BEGIN Data to use

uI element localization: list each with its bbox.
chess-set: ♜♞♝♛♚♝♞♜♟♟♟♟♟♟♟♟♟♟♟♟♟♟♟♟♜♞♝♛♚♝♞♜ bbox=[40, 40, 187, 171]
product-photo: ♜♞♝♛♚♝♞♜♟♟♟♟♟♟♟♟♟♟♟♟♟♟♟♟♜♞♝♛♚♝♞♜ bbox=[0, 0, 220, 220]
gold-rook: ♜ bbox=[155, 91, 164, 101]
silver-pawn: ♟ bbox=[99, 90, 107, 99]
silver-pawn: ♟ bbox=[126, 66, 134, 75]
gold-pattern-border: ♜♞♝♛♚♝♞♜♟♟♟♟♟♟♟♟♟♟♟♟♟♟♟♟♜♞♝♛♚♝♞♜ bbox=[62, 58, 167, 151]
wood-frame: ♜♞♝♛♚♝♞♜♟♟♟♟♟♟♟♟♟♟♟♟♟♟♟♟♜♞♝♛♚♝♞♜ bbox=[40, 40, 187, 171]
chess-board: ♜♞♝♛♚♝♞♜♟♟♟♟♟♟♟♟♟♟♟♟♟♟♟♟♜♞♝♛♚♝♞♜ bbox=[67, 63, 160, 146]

END Data to use
BEGIN Data to use

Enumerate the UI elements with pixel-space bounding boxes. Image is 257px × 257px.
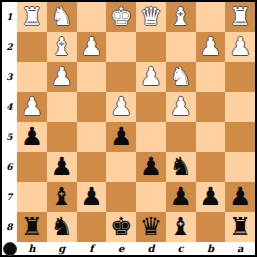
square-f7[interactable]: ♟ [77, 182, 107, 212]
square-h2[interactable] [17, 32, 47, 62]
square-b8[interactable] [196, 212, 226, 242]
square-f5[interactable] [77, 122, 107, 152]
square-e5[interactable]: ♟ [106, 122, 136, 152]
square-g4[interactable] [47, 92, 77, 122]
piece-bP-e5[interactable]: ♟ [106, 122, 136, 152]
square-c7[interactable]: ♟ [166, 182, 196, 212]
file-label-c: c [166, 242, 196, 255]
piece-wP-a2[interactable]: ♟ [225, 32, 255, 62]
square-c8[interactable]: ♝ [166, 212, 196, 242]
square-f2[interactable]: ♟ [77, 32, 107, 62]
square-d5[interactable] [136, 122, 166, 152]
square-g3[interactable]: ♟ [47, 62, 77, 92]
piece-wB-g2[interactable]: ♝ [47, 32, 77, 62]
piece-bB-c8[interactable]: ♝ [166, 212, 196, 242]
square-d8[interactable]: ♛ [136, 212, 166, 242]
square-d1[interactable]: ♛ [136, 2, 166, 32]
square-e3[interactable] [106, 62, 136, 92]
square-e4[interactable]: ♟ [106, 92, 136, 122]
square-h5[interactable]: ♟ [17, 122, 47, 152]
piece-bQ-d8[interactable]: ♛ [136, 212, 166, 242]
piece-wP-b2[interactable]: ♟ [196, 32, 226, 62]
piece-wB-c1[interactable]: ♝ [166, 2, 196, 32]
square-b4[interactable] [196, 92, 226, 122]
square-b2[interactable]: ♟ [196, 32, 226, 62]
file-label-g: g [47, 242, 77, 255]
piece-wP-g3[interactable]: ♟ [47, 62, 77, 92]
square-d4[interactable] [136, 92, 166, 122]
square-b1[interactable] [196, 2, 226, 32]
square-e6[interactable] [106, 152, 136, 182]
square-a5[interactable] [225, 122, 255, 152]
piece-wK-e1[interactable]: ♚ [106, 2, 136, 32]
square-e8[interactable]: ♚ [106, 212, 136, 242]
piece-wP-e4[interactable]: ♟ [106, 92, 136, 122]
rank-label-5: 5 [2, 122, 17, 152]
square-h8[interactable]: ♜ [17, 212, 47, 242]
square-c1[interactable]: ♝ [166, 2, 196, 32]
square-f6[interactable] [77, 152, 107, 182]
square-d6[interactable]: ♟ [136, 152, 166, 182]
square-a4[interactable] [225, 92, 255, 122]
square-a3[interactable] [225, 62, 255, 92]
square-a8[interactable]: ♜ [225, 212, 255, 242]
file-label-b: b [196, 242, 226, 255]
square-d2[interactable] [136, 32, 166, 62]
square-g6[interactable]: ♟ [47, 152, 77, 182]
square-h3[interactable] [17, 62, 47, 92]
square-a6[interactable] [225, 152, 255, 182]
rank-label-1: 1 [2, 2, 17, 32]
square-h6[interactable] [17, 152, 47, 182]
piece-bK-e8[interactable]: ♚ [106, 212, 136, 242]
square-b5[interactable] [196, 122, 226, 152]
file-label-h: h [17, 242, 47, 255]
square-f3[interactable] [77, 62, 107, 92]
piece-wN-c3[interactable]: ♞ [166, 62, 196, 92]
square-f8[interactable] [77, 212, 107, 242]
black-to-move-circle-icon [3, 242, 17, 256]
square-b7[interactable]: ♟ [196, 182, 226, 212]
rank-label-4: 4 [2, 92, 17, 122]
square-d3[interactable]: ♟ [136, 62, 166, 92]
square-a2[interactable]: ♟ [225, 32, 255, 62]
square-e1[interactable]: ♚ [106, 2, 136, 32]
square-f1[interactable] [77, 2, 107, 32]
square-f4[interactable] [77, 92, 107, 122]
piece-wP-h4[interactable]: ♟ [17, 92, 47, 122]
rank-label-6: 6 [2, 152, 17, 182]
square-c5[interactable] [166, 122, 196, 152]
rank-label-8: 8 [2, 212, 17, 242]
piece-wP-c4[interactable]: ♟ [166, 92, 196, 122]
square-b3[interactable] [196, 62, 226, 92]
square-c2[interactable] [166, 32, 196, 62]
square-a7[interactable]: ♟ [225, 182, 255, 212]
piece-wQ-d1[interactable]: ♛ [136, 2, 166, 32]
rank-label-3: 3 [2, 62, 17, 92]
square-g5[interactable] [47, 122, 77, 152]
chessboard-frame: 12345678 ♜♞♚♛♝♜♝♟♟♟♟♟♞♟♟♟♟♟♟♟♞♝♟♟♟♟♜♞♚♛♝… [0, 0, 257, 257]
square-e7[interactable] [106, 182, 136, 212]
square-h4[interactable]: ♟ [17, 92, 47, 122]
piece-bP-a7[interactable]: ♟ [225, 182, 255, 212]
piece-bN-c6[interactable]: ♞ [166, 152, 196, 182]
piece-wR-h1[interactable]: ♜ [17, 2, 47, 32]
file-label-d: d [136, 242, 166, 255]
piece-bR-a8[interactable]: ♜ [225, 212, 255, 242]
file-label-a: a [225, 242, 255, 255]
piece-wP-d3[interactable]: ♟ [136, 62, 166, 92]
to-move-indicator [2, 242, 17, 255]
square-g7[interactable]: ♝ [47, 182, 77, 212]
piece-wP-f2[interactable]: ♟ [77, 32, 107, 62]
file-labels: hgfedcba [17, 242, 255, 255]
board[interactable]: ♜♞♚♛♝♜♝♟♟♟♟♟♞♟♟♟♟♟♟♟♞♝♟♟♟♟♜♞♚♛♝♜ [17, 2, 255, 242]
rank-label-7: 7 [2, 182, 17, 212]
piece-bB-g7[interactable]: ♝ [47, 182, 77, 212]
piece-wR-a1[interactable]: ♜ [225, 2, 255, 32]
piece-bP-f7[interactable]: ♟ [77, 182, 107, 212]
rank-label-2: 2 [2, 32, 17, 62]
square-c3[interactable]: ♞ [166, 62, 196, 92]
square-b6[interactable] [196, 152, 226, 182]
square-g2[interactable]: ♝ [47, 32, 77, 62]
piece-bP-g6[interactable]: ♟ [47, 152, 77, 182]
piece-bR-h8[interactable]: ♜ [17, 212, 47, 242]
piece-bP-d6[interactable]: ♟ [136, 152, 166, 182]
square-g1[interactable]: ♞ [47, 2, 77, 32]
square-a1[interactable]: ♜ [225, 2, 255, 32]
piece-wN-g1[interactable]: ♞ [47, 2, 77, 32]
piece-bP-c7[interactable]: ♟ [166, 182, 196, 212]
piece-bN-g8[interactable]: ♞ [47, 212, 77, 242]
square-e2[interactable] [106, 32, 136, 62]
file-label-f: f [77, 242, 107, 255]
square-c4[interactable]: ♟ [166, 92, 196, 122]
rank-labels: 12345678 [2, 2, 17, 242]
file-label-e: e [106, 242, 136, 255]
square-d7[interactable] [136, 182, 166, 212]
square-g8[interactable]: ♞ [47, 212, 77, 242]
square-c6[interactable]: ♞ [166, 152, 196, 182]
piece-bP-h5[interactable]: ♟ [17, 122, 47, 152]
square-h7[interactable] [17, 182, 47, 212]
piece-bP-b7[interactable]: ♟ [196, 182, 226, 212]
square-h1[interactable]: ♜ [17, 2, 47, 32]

END Data to use

◆ **Your objective**:
Copy the rows from the line with "square-f7[interactable]: ♟ [77, 182, 107, 212]" to the line with "square-g4[interactable] [47, 92, 77, 122]", replacing "interactable" with "clickable" and leaving everything else as it is.

◆ **Solution to this problem**:
square-f7[clickable]: ♟ [77, 182, 107, 212]
square-h2[clickable] [17, 32, 47, 62]
square-b8[clickable] [196, 212, 226, 242]
square-f5[clickable] [77, 122, 107, 152]
square-e5[clickable]: ♟ [106, 122, 136, 152]
square-g4[clickable] [47, 92, 77, 122]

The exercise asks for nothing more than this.